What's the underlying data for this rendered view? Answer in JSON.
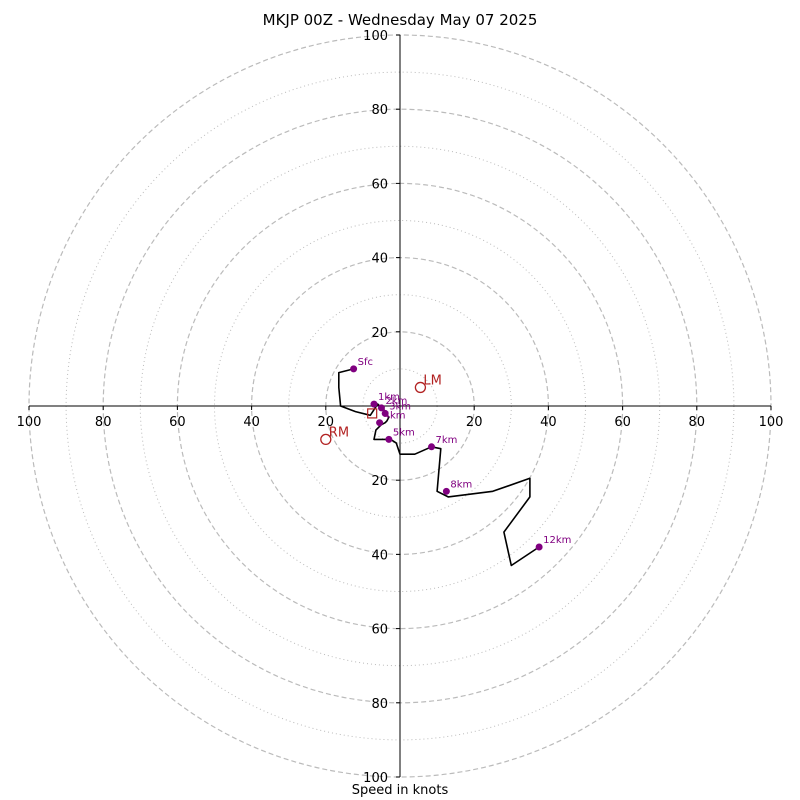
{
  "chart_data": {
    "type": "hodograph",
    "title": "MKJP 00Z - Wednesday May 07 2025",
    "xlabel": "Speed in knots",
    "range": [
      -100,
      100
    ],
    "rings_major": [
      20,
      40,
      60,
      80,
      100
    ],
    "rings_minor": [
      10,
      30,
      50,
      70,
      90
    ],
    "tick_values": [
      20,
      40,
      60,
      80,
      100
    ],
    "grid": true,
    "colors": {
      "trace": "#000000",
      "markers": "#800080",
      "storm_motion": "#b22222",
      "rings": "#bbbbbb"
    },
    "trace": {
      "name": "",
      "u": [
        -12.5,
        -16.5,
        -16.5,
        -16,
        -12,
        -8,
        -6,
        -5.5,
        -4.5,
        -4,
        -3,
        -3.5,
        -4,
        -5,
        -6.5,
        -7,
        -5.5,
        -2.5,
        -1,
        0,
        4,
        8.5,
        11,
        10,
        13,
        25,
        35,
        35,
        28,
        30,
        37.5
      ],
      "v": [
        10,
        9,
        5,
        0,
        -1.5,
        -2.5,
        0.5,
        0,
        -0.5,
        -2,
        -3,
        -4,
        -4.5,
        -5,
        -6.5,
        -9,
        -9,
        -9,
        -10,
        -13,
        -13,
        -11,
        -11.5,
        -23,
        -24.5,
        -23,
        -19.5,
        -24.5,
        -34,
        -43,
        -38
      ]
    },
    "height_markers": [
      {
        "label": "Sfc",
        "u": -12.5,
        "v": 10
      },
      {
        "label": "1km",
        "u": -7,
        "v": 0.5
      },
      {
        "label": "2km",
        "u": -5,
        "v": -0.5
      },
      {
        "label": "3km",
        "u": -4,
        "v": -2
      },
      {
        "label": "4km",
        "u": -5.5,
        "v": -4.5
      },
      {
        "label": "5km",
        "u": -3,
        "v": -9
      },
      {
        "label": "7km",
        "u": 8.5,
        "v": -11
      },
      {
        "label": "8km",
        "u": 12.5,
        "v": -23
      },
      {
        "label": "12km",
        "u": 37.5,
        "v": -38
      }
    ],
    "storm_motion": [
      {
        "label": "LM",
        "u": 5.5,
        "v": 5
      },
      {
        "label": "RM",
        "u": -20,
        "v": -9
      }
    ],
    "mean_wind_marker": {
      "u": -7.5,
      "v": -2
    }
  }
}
━━━━
## THE EXERCISE
Leave out all images, then reproduce the entries above exactly.

## RESULT OF THIS TASK
What's the underlying data for this rendered view? Answer in JSON.
{
  "chart_data": {
    "type": "hodograph",
    "title": "MKJP 00Z - Wednesday May 07 2025",
    "xlabel": "Speed in knots",
    "range": [
      -100,
      100
    ],
    "rings_major": [
      20,
      40,
      60,
      80,
      100
    ],
    "rings_minor": [
      10,
      30,
      50,
      70,
      90
    ],
    "tick_values": [
      20,
      40,
      60,
      80,
      100
    ],
    "grid": true,
    "colors": {
      "trace": "#000000",
      "markers": "#800080",
      "storm_motion": "#b22222",
      "rings": "#bbbbbb"
    },
    "trace": {
      "name": "",
      "u": [
        -12.5,
        -16.5,
        -16.5,
        -16,
        -12,
        -8,
        -6,
        -5.5,
        -4.5,
        -4,
        -3,
        -3.5,
        -4,
        -5,
        -6.5,
        -7,
        -5.5,
        -2.5,
        -1,
        0,
        4,
        8.5,
        11,
        10,
        13,
        25,
        35,
        35,
        28,
        30,
        37.5
      ],
      "v": [
        10,
        9,
        5,
        0,
        -1.5,
        -2.5,
        0.5,
        0,
        -0.5,
        -2,
        -3,
        -4,
        -4.5,
        -5,
        -6.5,
        -9,
        -9,
        -9,
        -10,
        -13,
        -13,
        -11,
        -11.5,
        -23,
        -24.5,
        -23,
        -19.5,
        -24.5,
        -34,
        -43,
        -38
      ]
    },
    "height_markers": [
      {
        "label": "Sfc",
        "u": -12.5,
        "v": 10
      },
      {
        "label": "1km",
        "u": -7,
        "v": 0.5
      },
      {
        "label": "2km",
        "u": -5,
        "v": -0.5
      },
      {
        "label": "3km",
        "u": -4,
        "v": -2
      },
      {
        "label": "4km",
        "u": -5.5,
        "v": -4.5
      },
      {
        "label": "5km",
        "u": -3,
        "v": -9
      },
      {
        "label": "7km",
        "u": 8.5,
        "v": -11
      },
      {
        "label": "8km",
        "u": 12.5,
        "v": -23
      },
      {
        "label": "12km",
        "u": 37.5,
        "v": -38
      }
    ],
    "storm_motion": [
      {
        "label": "LM",
        "u": 5.5,
        "v": 5
      },
      {
        "label": "RM",
        "u": -20,
        "v": -9
      }
    ],
    "mean_wind_marker": {
      "u": -7.5,
      "v": -2
    }
  }
}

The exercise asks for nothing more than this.